Identify the lines that contain the string "Ions" and copy all of them.

-*-

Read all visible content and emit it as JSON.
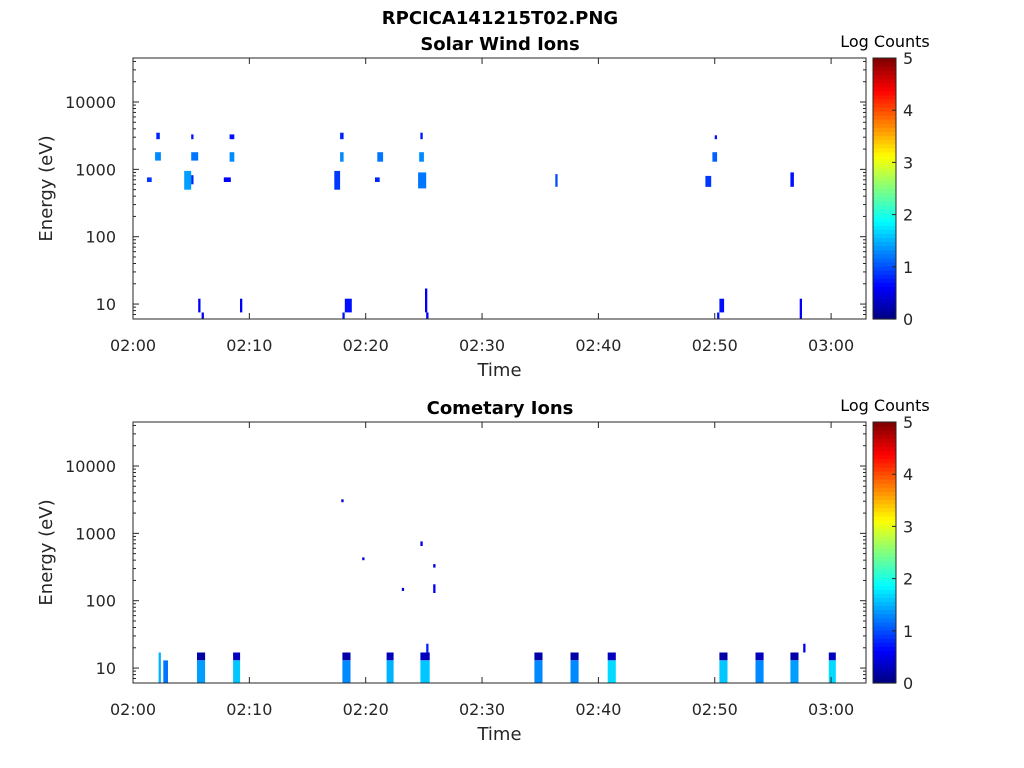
{
  "figure_title": "RPCICA141215T02.PNG",
  "chart_data": [
    {
      "type": "heatmap",
      "title": "Solar Wind Ions",
      "xlabel": "Time",
      "ylabel": "Energy (eV)",
      "y_scale": "log",
      "ylim": [
        6,
        45000
      ],
      "xlim": [
        "02:00",
        "03:03"
      ],
      "x_ticks": [
        "02:00",
        "02:10",
        "02:20",
        "02:30",
        "02:40",
        "02:50",
        "03:00"
      ],
      "y_ticks": [
        "10",
        "100",
        "1000",
        "10000"
      ],
      "colorbar": {
        "label": "Log Counts",
        "range": [
          0,
          5
        ],
        "ticks": [
          "0",
          "1",
          "2",
          "3",
          "4",
          "5"
        ],
        "colormap": "jet"
      },
      "cells": [
        {
          "t0": 1.2,
          "t1": 1.6,
          "e0": 650,
          "e1": 760,
          "v": 0.9
        },
        {
          "t0": 1.9,
          "t1": 2.4,
          "e0": 1350,
          "e1": 1800,
          "v": 1.3
        },
        {
          "t0": 2.0,
          "t1": 2.3,
          "e0": 2800,
          "e1": 3500,
          "v": 0.8
        },
        {
          "t0": 4.4,
          "t1": 5.0,
          "e0": 500,
          "e1": 950,
          "v": 1.4
        },
        {
          "t0": 5.0,
          "t1": 5.6,
          "e0": 1350,
          "e1": 1800,
          "v": 1.2
        },
        {
          "t0": 5.0,
          "t1": 5.2,
          "e0": 2800,
          "e1": 3300,
          "v": 0.7
        },
        {
          "t0": 5.0,
          "t1": 5.2,
          "e0": 600,
          "e1": 820,
          "v": 0.8
        },
        {
          "t0": 7.8,
          "t1": 8.4,
          "e0": 650,
          "e1": 760,
          "v": 0.6
        },
        {
          "t0": 8.3,
          "t1": 8.7,
          "e0": 1300,
          "e1": 1800,
          "v": 1.3
        },
        {
          "t0": 8.3,
          "t1": 8.7,
          "e0": 2800,
          "e1": 3300,
          "v": 0.7
        },
        {
          "t0": 17.3,
          "t1": 17.8,
          "e0": 500,
          "e1": 950,
          "v": 0.9
        },
        {
          "t0": 17.8,
          "t1": 18.1,
          "e0": 1300,
          "e1": 1800,
          "v": 1.3
        },
        {
          "t0": 17.8,
          "t1": 18.1,
          "e0": 2800,
          "e1": 3500,
          "v": 0.8
        },
        {
          "t0": 20.8,
          "t1": 21.2,
          "e0": 650,
          "e1": 760,
          "v": 0.8
        },
        {
          "t0": 21.0,
          "t1": 21.5,
          "e0": 1300,
          "e1": 1800,
          "v": 1.2
        },
        {
          "t0": 24.5,
          "t1": 25.2,
          "e0": 520,
          "e1": 900,
          "v": 1.2
        },
        {
          "t0": 24.6,
          "t1": 25.0,
          "e0": 1300,
          "e1": 1800,
          "v": 1.3
        },
        {
          "t0": 24.7,
          "t1": 24.9,
          "e0": 2800,
          "e1": 3500,
          "v": 0.7
        },
        {
          "t0": 36.3,
          "t1": 36.5,
          "e0": 550,
          "e1": 850,
          "v": 1.0
        },
        {
          "t0": 49.2,
          "t1": 49.7,
          "e0": 550,
          "e1": 800,
          "v": 0.9
        },
        {
          "t0": 49.8,
          "t1": 50.2,
          "e0": 1300,
          "e1": 1800,
          "v": 1.1
        },
        {
          "t0": 50.0,
          "t1": 50.2,
          "e0": 2800,
          "e1": 3200,
          "v": 0.7
        },
        {
          "t0": 56.5,
          "t1": 56.8,
          "e0": 550,
          "e1": 900,
          "v": 0.7
        },
        {
          "t0": 5.6,
          "t1": 5.8,
          "e0": 7.5,
          "e1": 12,
          "v": 0.6
        },
        {
          "t0": 5.9,
          "t1": 6.1,
          "e0": 6,
          "e1": 7.5,
          "v": 0.6
        },
        {
          "t0": 9.2,
          "t1": 9.4,
          "e0": 7.5,
          "e1": 12,
          "v": 0.6
        },
        {
          "t0": 18.2,
          "t1": 18.8,
          "e0": 7.5,
          "e1": 12,
          "v": 0.7
        },
        {
          "t0": 18.0,
          "t1": 18.2,
          "e0": 6,
          "e1": 7.5,
          "v": 0.7
        },
        {
          "t0": 25.1,
          "t1": 25.3,
          "e0": 7.5,
          "e1": 17,
          "v": 0.6
        },
        {
          "t0": 25.2,
          "t1": 25.4,
          "e0": 6,
          "e1": 7.5,
          "v": 0.6
        },
        {
          "t0": 50.4,
          "t1": 50.8,
          "e0": 7.5,
          "e1": 12,
          "v": 0.7
        },
        {
          "t0": 50.2,
          "t1": 50.4,
          "e0": 6,
          "e1": 7.5,
          "v": 0.7
        },
        {
          "t0": 57.3,
          "t1": 57.5,
          "e0": 6,
          "e1": 12,
          "v": 0.6
        }
      ]
    },
    {
      "type": "heatmap",
      "title": "Cometary Ions",
      "xlabel": "Time",
      "ylabel": "Energy (eV)",
      "y_scale": "log",
      "ylim": [
        6,
        45000
      ],
      "xlim": [
        "02:00",
        "03:03"
      ],
      "x_ticks": [
        "02:00",
        "02:10",
        "02:20",
        "02:30",
        "02:40",
        "02:50",
        "03:00"
      ],
      "y_ticks": [
        "10",
        "100",
        "1000",
        "10000"
      ],
      "colorbar": {
        "label": "Log Counts",
        "range": [
          0,
          5
        ],
        "ticks": [
          "0",
          "1",
          "2",
          "3",
          "4",
          "5"
        ],
        "colormap": "jet"
      },
      "cells": [
        {
          "t0": 2.2,
          "t1": 2.4,
          "e0": 6,
          "e1": 17,
          "v": 1.5
        },
        {
          "t0": 2.6,
          "t1": 3.0,
          "e0": 6,
          "e1": 13,
          "v": 1.2
        },
        {
          "t0": 5.5,
          "t1": 6.2,
          "e0": 13,
          "e1": 17,
          "v": 0.2
        },
        {
          "t0": 5.5,
          "t1": 6.2,
          "e0": 6,
          "e1": 13,
          "v": 1.4
        },
        {
          "t0": 8.6,
          "t1": 9.2,
          "e0": 13,
          "e1": 17,
          "v": 0.3
        },
        {
          "t0": 8.6,
          "t1": 9.2,
          "e0": 6,
          "e1": 13,
          "v": 1.6
        },
        {
          "t0": 18.0,
          "t1": 18.7,
          "e0": 13,
          "e1": 17,
          "v": 0.2
        },
        {
          "t0": 18.0,
          "t1": 18.7,
          "e0": 6,
          "e1": 13,
          "v": 1.3
        },
        {
          "t0": 21.8,
          "t1": 22.4,
          "e0": 13,
          "e1": 17,
          "v": 0.3
        },
        {
          "t0": 21.8,
          "t1": 22.4,
          "e0": 6,
          "e1": 13,
          "v": 1.5
        },
        {
          "t0": 24.7,
          "t1": 25.5,
          "e0": 13,
          "e1": 17,
          "v": 0.3
        },
        {
          "t0": 24.7,
          "t1": 25.5,
          "e0": 6,
          "e1": 13,
          "v": 1.6
        },
        {
          "t0": 25.2,
          "t1": 25.4,
          "e0": 17,
          "e1": 23,
          "v": 0.8
        },
        {
          "t0": 34.5,
          "t1": 35.2,
          "e0": 13,
          "e1": 17,
          "v": 0.2
        },
        {
          "t0": 34.5,
          "t1": 35.2,
          "e0": 6,
          "e1": 13,
          "v": 1.3
        },
        {
          "t0": 37.6,
          "t1": 38.3,
          "e0": 13,
          "e1": 17,
          "v": 0.2
        },
        {
          "t0": 37.6,
          "t1": 38.3,
          "e0": 6,
          "e1": 13,
          "v": 1.3
        },
        {
          "t0": 40.8,
          "t1": 41.5,
          "e0": 13,
          "e1": 17,
          "v": 0.3
        },
        {
          "t0": 40.8,
          "t1": 41.5,
          "e0": 6,
          "e1": 13,
          "v": 1.7
        },
        {
          "t0": 50.4,
          "t1": 51.1,
          "e0": 13,
          "e1": 17,
          "v": 0.2
        },
        {
          "t0": 50.4,
          "t1": 51.1,
          "e0": 6,
          "e1": 13,
          "v": 1.6
        },
        {
          "t0": 53.5,
          "t1": 54.2,
          "e0": 13,
          "e1": 17,
          "v": 0.3
        },
        {
          "t0": 53.5,
          "t1": 54.2,
          "e0": 6,
          "e1": 13,
          "v": 1.3
        },
        {
          "t0": 56.5,
          "t1": 57.2,
          "e0": 13,
          "e1": 17,
          "v": 0.2
        },
        {
          "t0": 56.5,
          "t1": 57.2,
          "e0": 6,
          "e1": 13,
          "v": 1.4
        },
        {
          "t0": 57.6,
          "t1": 57.8,
          "e0": 17,
          "e1": 23,
          "v": 0.6
        },
        {
          "t0": 59.8,
          "t1": 60.4,
          "e0": 13,
          "e1": 17,
          "v": 0.3
        },
        {
          "t0": 59.8,
          "t1": 60.4,
          "e0": 6,
          "e1": 13,
          "v": 1.7
        },
        {
          "t0": 17.9,
          "t1": 18.1,
          "e0": 2900,
          "e1": 3200,
          "v": 0.4
        },
        {
          "t0": 19.7,
          "t1": 19.9,
          "e0": 400,
          "e1": 440,
          "v": 0.5
        },
        {
          "t0": 23.1,
          "t1": 23.3,
          "e0": 140,
          "e1": 155,
          "v": 0.4
        },
        {
          "t0": 24.7,
          "t1": 24.9,
          "e0": 650,
          "e1": 760,
          "v": 0.5
        },
        {
          "t0": 25.8,
          "t1": 26.0,
          "e0": 310,
          "e1": 350,
          "v": 0.5
        },
        {
          "t0": 25.8,
          "t1": 26.0,
          "e0": 130,
          "e1": 175,
          "v": 0.6
        }
      ]
    }
  ]
}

-*-

- **FULL ANSWER**
      "title": "Solar Wind Ions",
      "title": "Cometary Ions",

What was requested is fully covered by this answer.